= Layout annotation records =
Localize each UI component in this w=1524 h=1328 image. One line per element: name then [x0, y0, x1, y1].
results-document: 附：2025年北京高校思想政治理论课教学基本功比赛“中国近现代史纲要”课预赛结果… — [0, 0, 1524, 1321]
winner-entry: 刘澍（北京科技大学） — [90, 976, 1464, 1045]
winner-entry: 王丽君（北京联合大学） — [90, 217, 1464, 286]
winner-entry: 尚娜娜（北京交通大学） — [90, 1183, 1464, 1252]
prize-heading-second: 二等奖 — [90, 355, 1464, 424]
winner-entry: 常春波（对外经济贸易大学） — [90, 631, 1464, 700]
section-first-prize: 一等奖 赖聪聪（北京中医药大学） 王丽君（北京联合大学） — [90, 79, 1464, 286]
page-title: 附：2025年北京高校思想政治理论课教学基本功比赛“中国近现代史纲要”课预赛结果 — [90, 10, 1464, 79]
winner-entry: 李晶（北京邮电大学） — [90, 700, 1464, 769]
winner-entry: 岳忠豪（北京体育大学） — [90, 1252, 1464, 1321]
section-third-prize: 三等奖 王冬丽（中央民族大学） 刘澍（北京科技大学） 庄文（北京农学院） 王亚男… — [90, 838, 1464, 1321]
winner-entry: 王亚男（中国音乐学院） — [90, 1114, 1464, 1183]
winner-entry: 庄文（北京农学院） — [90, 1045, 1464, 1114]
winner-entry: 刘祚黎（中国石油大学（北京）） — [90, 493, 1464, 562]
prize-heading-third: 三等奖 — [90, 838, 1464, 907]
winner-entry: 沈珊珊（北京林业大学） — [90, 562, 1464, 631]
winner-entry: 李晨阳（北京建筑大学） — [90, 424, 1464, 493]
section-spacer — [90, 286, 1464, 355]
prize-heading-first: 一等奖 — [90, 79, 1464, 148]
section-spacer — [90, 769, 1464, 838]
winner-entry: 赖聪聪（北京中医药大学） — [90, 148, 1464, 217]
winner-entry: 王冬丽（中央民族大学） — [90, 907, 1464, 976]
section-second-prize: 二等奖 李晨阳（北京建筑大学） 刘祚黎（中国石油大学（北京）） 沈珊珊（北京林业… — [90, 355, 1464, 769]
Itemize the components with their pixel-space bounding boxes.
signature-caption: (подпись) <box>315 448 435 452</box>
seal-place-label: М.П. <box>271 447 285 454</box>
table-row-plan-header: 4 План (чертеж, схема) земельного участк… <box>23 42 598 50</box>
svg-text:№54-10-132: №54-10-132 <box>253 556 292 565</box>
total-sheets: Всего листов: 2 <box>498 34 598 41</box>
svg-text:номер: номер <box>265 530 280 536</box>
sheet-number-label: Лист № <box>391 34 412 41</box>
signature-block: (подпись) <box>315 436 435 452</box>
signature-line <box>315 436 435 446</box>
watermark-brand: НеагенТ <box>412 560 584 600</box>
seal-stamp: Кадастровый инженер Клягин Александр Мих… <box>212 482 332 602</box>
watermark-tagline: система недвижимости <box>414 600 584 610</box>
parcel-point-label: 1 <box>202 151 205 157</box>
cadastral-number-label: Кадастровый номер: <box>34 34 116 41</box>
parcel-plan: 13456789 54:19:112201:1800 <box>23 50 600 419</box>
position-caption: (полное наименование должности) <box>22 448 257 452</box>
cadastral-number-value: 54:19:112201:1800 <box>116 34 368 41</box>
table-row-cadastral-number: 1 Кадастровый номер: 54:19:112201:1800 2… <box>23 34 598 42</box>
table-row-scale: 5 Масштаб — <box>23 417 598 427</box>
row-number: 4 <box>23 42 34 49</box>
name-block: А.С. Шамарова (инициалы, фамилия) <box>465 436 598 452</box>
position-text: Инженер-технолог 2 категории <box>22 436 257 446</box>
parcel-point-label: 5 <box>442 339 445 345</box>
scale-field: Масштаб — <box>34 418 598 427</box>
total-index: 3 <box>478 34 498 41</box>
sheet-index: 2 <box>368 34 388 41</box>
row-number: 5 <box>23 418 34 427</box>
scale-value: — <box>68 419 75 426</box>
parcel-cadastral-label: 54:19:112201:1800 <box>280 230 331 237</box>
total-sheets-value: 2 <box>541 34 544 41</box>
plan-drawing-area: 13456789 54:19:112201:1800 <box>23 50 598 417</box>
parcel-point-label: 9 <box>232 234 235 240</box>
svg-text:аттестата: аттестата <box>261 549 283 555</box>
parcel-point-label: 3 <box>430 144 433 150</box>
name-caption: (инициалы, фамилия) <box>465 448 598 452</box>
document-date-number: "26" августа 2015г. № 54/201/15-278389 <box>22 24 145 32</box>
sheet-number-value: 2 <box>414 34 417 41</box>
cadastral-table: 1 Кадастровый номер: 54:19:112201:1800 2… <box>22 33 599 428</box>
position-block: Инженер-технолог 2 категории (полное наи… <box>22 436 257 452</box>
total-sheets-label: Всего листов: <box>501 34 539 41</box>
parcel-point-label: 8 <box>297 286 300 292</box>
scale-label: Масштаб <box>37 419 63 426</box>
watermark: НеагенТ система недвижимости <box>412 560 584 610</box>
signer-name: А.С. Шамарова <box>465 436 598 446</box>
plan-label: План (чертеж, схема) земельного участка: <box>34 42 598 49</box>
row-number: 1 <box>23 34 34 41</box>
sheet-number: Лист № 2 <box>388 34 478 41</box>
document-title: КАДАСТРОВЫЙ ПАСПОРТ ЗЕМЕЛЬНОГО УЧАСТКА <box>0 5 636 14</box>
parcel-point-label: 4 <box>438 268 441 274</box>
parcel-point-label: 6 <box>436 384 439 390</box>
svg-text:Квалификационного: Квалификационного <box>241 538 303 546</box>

= Directions for this task =
Start at the beginning of the records and stop after the line containing "winner-entry: 王冬丽（中央民族大学） —". Copy those lines again, substituting "section-gap" for "section-spacer" and changing nothing else.

= Correct response =
Localize each UI component in this w=1524 h=1328 image. One line per element: name then [x0, y0, x1, y1].
results-document: 附：2025年北京高校思想政治理论课教学基本功比赛“中国近现代史纲要”课预赛结果… — [0, 0, 1524, 1321]
winner-entry: 刘澍（北京科技大学） — [90, 976, 1464, 1045]
winner-entry: 王丽君（北京联合大学） — [90, 217, 1464, 286]
winner-entry: 尚娜娜（北京交通大学） — [90, 1183, 1464, 1252]
prize-heading-second: 二等奖 — [90, 355, 1464, 424]
winner-entry: 常春波（对外经济贸易大学） — [90, 631, 1464, 700]
section-first-prize: 一等奖 赖聪聪（北京中医药大学） 王丽君（北京联合大学） — [90, 79, 1464, 286]
page-title: 附：2025年北京高校思想政治理论课教学基本功比赛“中国近现代史纲要”课预赛结果 — [90, 10, 1464, 79]
winner-entry: 李晶（北京邮电大学） — [90, 700, 1464, 769]
winner-entry: 岳忠豪（北京体育大学） — [90, 1252, 1464, 1321]
section-third-prize: 三等奖 王冬丽（中央民族大学） 刘澍（北京科技大学） 庄文（北京农学院） 王亚男… — [90, 838, 1464, 1321]
winner-entry: 王亚男（中国音乐学院） — [90, 1114, 1464, 1183]
winner-entry: 庄文（北京农学院） — [90, 1045, 1464, 1114]
winner-entry: 刘祚黎（中国石油大学（北京）） — [90, 493, 1464, 562]
prize-heading-third: 三等奖 — [90, 838, 1464, 907]
winner-entry: 沈珊珊（北京林业大学） — [90, 562, 1464, 631]
winner-entry: 李晨阳（北京建筑大学） — [90, 424, 1464, 493]
section-gap — [90, 286, 1464, 355]
prize-heading-first: 一等奖 — [90, 79, 1464, 148]
section-gap — [90, 769, 1464, 838]
winner-entry: 赖聪聪（北京中医药大学） — [90, 148, 1464, 217]
winner-entry: 王冬丽（中央民族大学） — [90, 907, 1464, 976]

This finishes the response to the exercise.